Data listing

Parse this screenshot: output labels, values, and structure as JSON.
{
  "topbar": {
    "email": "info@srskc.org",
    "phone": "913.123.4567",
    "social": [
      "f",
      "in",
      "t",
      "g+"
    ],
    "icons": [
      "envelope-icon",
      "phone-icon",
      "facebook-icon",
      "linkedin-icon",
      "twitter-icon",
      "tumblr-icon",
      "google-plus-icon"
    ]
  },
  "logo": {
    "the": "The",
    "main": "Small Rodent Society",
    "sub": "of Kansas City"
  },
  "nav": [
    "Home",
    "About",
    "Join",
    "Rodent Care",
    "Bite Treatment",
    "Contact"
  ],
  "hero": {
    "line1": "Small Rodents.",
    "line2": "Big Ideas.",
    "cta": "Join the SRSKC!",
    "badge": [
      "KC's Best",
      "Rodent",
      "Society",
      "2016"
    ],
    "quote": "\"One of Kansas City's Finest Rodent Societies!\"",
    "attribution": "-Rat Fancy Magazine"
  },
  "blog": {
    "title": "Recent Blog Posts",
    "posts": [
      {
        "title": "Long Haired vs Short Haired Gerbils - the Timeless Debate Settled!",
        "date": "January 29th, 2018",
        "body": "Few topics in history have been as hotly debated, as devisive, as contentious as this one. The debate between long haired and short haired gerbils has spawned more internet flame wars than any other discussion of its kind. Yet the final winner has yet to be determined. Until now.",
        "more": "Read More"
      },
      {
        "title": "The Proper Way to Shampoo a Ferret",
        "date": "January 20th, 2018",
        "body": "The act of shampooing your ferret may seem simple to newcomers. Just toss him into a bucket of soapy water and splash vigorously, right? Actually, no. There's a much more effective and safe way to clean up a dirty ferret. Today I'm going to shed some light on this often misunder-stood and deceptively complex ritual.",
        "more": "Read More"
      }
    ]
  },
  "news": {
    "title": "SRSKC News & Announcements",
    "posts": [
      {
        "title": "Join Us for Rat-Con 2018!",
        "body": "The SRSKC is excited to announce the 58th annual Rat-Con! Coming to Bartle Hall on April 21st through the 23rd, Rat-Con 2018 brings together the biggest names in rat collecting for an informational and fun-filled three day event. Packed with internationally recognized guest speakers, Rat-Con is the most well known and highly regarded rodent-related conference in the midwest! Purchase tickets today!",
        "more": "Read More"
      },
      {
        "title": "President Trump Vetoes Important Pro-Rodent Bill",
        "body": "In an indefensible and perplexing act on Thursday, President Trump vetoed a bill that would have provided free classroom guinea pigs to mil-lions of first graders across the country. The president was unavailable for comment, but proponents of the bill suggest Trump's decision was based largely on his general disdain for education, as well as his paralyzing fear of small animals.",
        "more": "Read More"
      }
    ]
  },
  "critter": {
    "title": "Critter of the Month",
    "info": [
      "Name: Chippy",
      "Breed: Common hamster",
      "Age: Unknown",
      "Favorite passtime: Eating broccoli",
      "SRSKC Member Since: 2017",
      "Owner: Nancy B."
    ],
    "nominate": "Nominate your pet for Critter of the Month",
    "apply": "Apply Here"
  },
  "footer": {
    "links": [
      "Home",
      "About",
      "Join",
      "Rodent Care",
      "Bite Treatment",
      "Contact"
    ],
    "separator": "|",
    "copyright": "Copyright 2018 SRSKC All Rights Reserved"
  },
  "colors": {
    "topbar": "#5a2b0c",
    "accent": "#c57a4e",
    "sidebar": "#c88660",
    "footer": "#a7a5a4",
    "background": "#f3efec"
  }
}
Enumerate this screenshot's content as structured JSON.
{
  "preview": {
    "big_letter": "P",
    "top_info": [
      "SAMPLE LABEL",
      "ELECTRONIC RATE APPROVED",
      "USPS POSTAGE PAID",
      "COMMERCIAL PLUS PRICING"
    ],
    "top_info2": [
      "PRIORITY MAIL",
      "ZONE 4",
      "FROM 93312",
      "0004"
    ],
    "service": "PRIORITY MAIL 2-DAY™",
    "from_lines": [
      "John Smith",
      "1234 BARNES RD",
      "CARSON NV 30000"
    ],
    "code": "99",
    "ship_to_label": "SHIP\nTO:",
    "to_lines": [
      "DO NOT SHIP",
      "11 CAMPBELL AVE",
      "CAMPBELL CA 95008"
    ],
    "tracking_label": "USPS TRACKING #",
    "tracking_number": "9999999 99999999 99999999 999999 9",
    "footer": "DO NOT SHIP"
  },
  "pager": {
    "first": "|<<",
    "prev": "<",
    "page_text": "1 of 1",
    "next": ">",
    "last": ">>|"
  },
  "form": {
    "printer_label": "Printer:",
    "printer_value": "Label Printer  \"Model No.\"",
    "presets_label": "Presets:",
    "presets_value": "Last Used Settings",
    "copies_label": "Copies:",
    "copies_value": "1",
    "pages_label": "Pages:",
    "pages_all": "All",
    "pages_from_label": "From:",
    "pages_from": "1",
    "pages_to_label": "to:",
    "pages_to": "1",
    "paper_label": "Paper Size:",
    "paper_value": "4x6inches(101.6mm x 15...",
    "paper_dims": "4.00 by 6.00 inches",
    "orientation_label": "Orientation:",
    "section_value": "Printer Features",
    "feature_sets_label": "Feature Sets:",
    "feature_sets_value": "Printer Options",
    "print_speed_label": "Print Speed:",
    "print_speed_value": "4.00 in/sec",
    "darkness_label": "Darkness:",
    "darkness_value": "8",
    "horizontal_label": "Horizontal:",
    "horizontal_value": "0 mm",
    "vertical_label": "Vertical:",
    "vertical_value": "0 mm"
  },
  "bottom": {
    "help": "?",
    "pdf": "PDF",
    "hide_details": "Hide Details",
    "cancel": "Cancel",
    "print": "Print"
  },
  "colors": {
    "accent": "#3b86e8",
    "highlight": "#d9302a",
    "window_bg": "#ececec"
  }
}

▸ WHAT YOU ARE ASKED TO DO:
Give every line of the material again, exactly as it reads.

▸ WORKED ANSWER:
Parse this screenshot: output labels, values, and structure as JSON.
{
  "topbar": {
    "email": "info@srskc.org",
    "phone": "913.123.4567",
    "social": [
      "f",
      "in",
      "t",
      "g+"
    ],
    "icons": [
      "envelope-icon",
      "phone-icon",
      "facebook-icon",
      "linkedin-icon",
      "twitter-icon",
      "tumblr-icon",
      "google-plus-icon"
    ]
  },
  "logo": {
    "the": "The",
    "main": "Small Rodent Society",
    "sub": "of Kansas City"
  },
  "nav": [
    "Home",
    "About",
    "Join",
    "Rodent Care",
    "Bite Treatment",
    "Contact"
  ],
  "hero": {
    "line1": "Small Rodents.",
    "line2": "Big Ideas.",
    "cta": "Join the SRSKC!",
    "badge": [
      "KC's Best",
      "Rodent",
      "Society",
      "2016"
    ],
    "quote": "\"One of Kansas City's Finest Rodent Societies!\"",
    "attribution": "-Rat Fancy Magazine"
  },
  "blog": {
    "title": "Recent Blog Posts",
    "posts": [
      {
        "title": "Long Haired vs Short Haired Gerbils - the Timeless Debate Settled!",
        "date": "January 29th, 2018",
        "body": "Few topics in history have been as hotly debated, as devisive, as contentious as this one. The debate between long haired and short haired gerbils has spawned more internet flame wars than any other discussion of its kind. Yet the final winner has yet to be determined. Until now.",
        "more": "Read More"
      },
      {
        "title": "The Proper Way to Shampoo a Ferret",
        "date": "January 20th, 2018",
        "body": "The act of shampooing your ferret may seem simple to newcomers. Just toss him into a bucket of soapy water and splash vigorously, right? Actually, no. There's a much more effective and safe way to clean up a dirty ferret. Today I'm going to shed some light on this often misunder-stood and deceptively complex ritual.",
        "more": "Read More"
      }
    ]
  },
  "news": {
    "title": "SRSKC News & Announcements",
    "posts": [
      {
        "title": "Join Us for Rat-Con 2018!",
        "body": "The SRSKC is excited to announce the 58th annual Rat-Con! Coming to Bartle Hall on April 21st through the 23rd, Rat-Con 2018 brings together the biggest names in rat collecting for an informational and fun-filled three day event. Packed with internationally recognized guest speakers, Rat-Con is the most well known and highly regarded rodent-related conference in the midwest! Purchase tickets today!",
        "more": "Read More"
      },
      {
        "title": "President Trump Vetoes Important Pro-Rodent Bill",
        "body": "In an indefensible and perplexing act on Thursday, President Trump vetoed a bill that would have provided free classroom guinea pigs to mil-lions of first graders across the country. The president was unavailable for comment, but proponents of the bill suggest Trump's decision was based largely on his general disdain for education, as well as his paralyzing fear of small animals.",
        "more": "Read More"
      }
    ]
  },
  "critter": {
    "title": "Critter of the Month",
    "info": [
      "Name: Chippy",
      "Breed: Common hamster",
      "Age: Unknown",
      "Favorite passtime: Eating broccoli",
      "SRSKC Member Since: 2017",
      "Owner: Nancy B."
    ],
    "nominate": "Nominate your pet for Critter of the Month",
    "apply": "Apply Here"
  },
  "footer": {
    "links": [
      "Home",
      "About",
      "Join",
      "Rodent Care",
      "Bite Treatment",
      "Contact"
    ],
    "separator": "|",
    "copyright": "Copyright 2018 SRSKC All Rights Reserved"
  },
  "colors": {
    "topbar": "#5a2b0c",
    "accent": "#c57a4e",
    "sidebar": "#c88660",
    "footer": "#a7a5a4",
    "background": "#f3efec"
  }
}
Enumerate this screenshot's content as structured JSON.
{
  "preview": {
    "big_letter": "P",
    "top_info": [
      "SAMPLE LABEL",
      "ELECTRONIC RATE APPROVED",
      "USPS POSTAGE PAID",
      "COMMERCIAL PLUS PRICING"
    ],
    "top_info2": [
      "PRIORITY MAIL",
      "ZONE 4",
      "FROM 93312",
      "0004"
    ],
    "service": "PRIORITY MAIL 2-DAY™",
    "from_lines": [
      "John Smith",
      "1234 BARNES RD",
      "CARSON NV 30000"
    ],
    "code": "99",
    "ship_to_label": "SHIP\nTO:",
    "to_lines": [
      "DO NOT SHIP",
      "11 CAMPBELL AVE",
      "CAMPBELL CA 95008"
    ],
    "tracking_label": "USPS TRACKING #",
    "tracking_number": "9999999 99999999 99999999 999999 9",
    "footer": "DO NOT SHIP"
  },
  "pager": {
    "first": "|<<",
    "prev": "<",
    "page_text": "1 of 1",
    "next": ">",
    "last": ">>|"
  },
  "form": {
    "printer_label": "Printer:",
    "printer_value": "Label Printer  \"Model No.\"",
    "presets_label": "Presets:",
    "presets_value": "Last Used Settings",
    "copies_label": "Copies:",
    "copies_value": "1",
    "pages_label": "Pages:",
    "pages_all": "All",
    "pages_from_label": "From:",
    "pages_from": "1",
    "pages_to_label": "to:",
    "pages_to": "1",
    "paper_label": "Paper Size:",
    "paper_value": "4x6inches(101.6mm x 15...",
    "paper_dims": "4.00 by 6.00 inches",
    "orientation_label": "Orientation:",
    "section_value": "Printer Features",
    "feature_sets_label": "Feature Sets:",
    "feature_sets_value": "Printer Options",
    "print_speed_label": "Print Speed:",
    "print_speed_value": "4.00 in/sec",
    "darkness_label": "Darkness:",
    "darkness_value": "8",
    "horizontal_label": "Horizontal:",
    "horizontal_value": "0 mm",
    "vertical_label": "Vertical:",
    "vertical_value": "0 mm"
  },
  "bottom": {
    "help": "?",
    "pdf": "PDF",
    "hide_details": "Hide Details",
    "cancel": "Cancel",
    "print": "Print"
  },
  "colors": {
    "accent": "#3b86e8",
    "highlight": "#d9302a",
    "window_bg": "#ececec"
  }
}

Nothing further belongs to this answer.